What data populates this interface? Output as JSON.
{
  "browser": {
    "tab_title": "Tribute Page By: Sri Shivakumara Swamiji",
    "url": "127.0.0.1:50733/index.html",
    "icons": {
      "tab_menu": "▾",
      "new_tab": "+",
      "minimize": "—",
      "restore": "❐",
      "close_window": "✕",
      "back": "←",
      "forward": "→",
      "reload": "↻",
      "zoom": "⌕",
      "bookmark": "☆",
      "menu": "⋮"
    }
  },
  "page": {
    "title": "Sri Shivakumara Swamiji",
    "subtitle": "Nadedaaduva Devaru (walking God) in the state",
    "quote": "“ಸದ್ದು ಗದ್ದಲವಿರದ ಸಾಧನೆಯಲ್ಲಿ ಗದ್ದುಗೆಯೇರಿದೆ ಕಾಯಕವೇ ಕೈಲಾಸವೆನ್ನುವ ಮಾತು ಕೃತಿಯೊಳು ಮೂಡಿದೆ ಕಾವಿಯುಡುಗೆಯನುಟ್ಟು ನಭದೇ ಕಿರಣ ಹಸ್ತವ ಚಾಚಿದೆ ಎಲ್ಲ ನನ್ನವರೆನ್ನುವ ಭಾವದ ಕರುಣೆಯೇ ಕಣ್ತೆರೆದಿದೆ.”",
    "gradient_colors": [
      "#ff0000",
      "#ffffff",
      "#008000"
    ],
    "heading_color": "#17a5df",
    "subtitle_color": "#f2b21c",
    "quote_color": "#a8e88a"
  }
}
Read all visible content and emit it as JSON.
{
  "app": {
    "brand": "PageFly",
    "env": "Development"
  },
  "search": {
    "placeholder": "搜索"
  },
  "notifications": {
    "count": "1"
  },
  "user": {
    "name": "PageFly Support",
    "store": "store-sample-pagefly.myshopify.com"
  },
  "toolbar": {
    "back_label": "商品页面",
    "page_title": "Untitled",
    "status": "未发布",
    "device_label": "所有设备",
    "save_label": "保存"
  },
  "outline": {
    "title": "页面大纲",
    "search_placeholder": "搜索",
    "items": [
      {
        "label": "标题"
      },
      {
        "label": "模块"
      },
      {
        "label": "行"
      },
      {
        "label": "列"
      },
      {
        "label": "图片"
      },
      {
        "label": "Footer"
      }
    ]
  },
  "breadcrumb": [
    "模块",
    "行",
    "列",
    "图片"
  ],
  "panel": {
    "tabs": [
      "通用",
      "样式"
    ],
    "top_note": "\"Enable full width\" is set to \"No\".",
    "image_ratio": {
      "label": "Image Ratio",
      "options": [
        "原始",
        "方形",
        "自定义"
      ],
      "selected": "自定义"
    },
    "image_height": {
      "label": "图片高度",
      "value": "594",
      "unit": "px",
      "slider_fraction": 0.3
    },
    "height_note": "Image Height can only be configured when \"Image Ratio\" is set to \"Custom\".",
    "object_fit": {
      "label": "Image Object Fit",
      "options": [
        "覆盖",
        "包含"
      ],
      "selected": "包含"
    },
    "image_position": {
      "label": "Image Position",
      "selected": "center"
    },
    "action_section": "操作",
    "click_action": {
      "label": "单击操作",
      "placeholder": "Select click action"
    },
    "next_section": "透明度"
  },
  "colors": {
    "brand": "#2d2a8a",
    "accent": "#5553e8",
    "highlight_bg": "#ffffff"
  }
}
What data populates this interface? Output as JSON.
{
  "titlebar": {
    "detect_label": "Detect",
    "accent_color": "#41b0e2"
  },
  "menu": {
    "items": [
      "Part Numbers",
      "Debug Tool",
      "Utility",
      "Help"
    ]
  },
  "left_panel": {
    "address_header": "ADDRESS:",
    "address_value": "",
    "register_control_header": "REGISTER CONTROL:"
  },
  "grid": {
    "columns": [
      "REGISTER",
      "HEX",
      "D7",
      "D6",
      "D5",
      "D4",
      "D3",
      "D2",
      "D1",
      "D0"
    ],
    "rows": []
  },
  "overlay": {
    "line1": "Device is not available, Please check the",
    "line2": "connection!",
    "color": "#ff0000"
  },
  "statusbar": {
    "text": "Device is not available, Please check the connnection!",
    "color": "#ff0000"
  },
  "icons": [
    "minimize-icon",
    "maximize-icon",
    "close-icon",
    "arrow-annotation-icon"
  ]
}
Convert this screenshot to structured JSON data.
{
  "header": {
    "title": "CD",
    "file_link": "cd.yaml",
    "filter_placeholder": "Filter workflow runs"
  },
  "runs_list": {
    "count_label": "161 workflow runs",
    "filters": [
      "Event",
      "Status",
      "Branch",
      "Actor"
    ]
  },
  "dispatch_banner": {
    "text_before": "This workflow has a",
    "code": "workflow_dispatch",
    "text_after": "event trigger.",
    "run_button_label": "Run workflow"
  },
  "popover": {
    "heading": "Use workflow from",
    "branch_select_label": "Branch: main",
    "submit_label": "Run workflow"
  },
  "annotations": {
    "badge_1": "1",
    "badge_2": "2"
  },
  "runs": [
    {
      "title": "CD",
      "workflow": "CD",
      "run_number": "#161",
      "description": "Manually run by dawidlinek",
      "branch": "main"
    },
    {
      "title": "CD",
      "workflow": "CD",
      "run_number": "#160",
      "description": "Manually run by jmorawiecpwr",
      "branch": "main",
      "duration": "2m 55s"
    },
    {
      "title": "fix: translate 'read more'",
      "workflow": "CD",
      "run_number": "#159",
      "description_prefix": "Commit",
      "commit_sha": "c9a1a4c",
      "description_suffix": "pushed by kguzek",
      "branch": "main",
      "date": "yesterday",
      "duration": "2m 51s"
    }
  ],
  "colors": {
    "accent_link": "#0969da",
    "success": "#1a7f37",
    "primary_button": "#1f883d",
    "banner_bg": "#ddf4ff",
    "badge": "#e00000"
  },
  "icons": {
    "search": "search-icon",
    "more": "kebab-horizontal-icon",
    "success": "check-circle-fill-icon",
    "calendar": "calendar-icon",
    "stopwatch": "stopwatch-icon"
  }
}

________________________

▸ **THE TASK**:
Each record above must be given again exactly.

▸ **REPLY TO THE TASK**:
What data populates this interface? Output as JSON.
{
  "browser": {
    "tab_title": "Tribute Page By: Sri Shivakumara Swamiji",
    "url": "127.0.0.1:50733/index.html",
    "icons": {
      "tab_menu": "▾",
      "new_tab": "+",
      "minimize": "—",
      "restore": "❐",
      "close_window": "✕",
      "back": "←",
      "forward": "→",
      "reload": "↻",
      "zoom": "⌕",
      "bookmark": "☆",
      "menu": "⋮"
    }
  },
  "page": {
    "title": "Sri Shivakumara Swamiji",
    "subtitle": "Nadedaaduva Devaru (walking God) in the state",
    "quote": "“ಸದ್ದು ಗದ್ದಲವಿರದ ಸಾಧನೆಯಲ್ಲಿ ಗದ್ದುಗೆಯೇರಿದೆ ಕಾಯಕವೇ ಕೈಲಾಸವೆನ್ನುವ ಮಾತು ಕೃತಿಯೊಳು ಮೂಡಿದೆ ಕಾವಿಯುಡುಗೆಯನುಟ್ಟು ನಭದೇ ಕಿರಣ ಹಸ್ತವ ಚಾಚಿದೆ ಎಲ್ಲ ನನ್ನವರೆನ್ನುವ ಭಾವದ ಕರುಣೆಯೇ ಕಣ್ತೆರೆದಿದೆ.”",
    "gradient_colors": [
      "#ff0000",
      "#ffffff",
      "#008000"
    ],
    "heading_color": "#17a5df",
    "subtitle_color": "#f2b21c",
    "quote_color": "#a8e88a"
  }
}
Read all visible content and emit it as JSON.
{
  "app": {
    "brand": "PageFly",
    "env": "Development"
  },
  "search": {
    "placeholder": "搜索"
  },
  "notifications": {
    "count": "1"
  },
  "user": {
    "name": "PageFly Support",
    "store": "store-sample-pagefly.myshopify.com"
  },
  "toolbar": {
    "back_label": "商品页面",
    "page_title": "Untitled",
    "status": "未发布",
    "device_label": "所有设备",
    "save_label": "保存"
  },
  "outline": {
    "title": "页面大纲",
    "search_placeholder": "搜索",
    "items": [
      {
        "label": "标题"
      },
      {
        "label": "模块"
      },
      {
        "label": "行"
      },
      {
        "label": "列"
      },
      {
        "label": "图片"
      },
      {
        "label": "Footer"
      }
    ]
  },
  "breadcrumb": [
    "模块",
    "行",
    "列",
    "图片"
  ],
  "panel": {
    "tabs": [
      "通用",
      "样式"
    ],
    "top_note": "\"Enable full width\" is set to \"No\".",
    "image_ratio": {
      "label": "Image Ratio",
      "options": [
        "原始",
        "方形",
        "自定义"
      ],
      "selected": "自定义"
    },
    "image_height": {
      "label": "图片高度",
      "value": "594",
      "unit": "px",
      "slider_fraction": 0.3
    },
    "height_note": "Image Height can only be configured when \"Image Ratio\" is set to \"Custom\".",
    "object_fit": {
      "label": "Image Object Fit",
      "options": [
        "覆盖",
        "包含"
      ],
      "selected": "包含"
    },
    "image_position": {
      "label": "Image Position",
      "selected": "center"
    },
    "action_section": "操作",
    "click_action": {
      "label": "单击操作",
      "placeholder": "Select click action"
    },
    "next_section": "透明度"
  },
  "colors": {
    "brand": "#2d2a8a",
    "accent": "#5553e8",
    "highlight_bg": "#ffffff"
  }
}
What data populates this interface? Output as JSON.
{
  "titlebar": {
    "detect_label": "Detect",
    "accent_color": "#41b0e2"
  },
  "menu": {
    "items": [
      "Part Numbers",
      "Debug Tool",
      "Utility",
      "Help"
    ]
  },
  "left_panel": {
    "address_header": "ADDRESS:",
    "address_value": "",
    "register_control_header": "REGISTER CONTROL:"
  },
  "grid": {
    "columns": [
      "REGISTER",
      "HEX",
      "D7",
      "D6",
      "D5",
      "D4",
      "D3",
      "D2",
      "D1",
      "D0"
    ],
    "rows": []
  },
  "overlay": {
    "line1": "Device is not available, Please check the",
    "line2": "connection!",
    "color": "#ff0000"
  },
  "statusbar": {
    "text": "Device is not available, Please check the connnection!",
    "color": "#ff0000"
  },
  "icons": [
    "minimize-icon",
    "maximize-icon",
    "close-icon",
    "arrow-annotation-icon"
  ]
}
Convert this screenshot to structured JSON data.
{
  "header": {
    "title": "CD",
    "file_link": "cd.yaml",
    "filter_placeholder": "Filter workflow runs"
  },
  "runs_list": {
    "count_label": "161 workflow runs",
    "filters": [
      "Event",
      "Status",
      "Branch",
      "Actor"
    ]
  },
  "dispatch_banner": {
    "text_before": "This workflow has a",
    "code": "workflow_dispatch",
    "text_after": "event trigger.",
    "run_button_label": "Run workflow"
  },
  "popover": {
    "heading": "Use workflow from",
    "branch_select_label": "Branch: main",
    "submit_label": "Run workflow"
  },
  "annotations": {
    "badge_1": "1",
    "badge_2": "2"
  },
  "runs": [
    {
      "title": "CD",
      "workflow": "CD",
      "run_number": "#161",
      "description": "Manually run by dawidlinek",
      "branch": "main"
    },
    {
      "title": "CD",
      "workflow": "CD",
      "run_number": "#160",
      "description": "Manually run by jmorawiecpwr",
      "branch": "main",
      "duration": "2m 55s"
    },
    {
      "title": "fix: translate 'read more'",
      "workflow": "CD",
      "run_number": "#159",
      "description_prefix": "Commit",
      "commit_sha": "c9a1a4c",
      "description_suffix": "pushed by kguzek",
      "branch": "main",
      "date": "yesterday",
      "duration": "2m 51s"
    }
  ],
  "colors": {
    "accent_link": "#0969da",
    "success": "#1a7f37",
    "primary_button": "#1f883d",
    "banner_bg": "#ddf4ff",
    "badge": "#e00000"
  },
  "icons": {
    "search": "search-icon",
    "more": "kebab-horizontal-icon",
    "success": "check-circle-fill-icon",
    "calendar": "calendar-icon",
    "stopwatch": "stopwatch-icon"
  }
}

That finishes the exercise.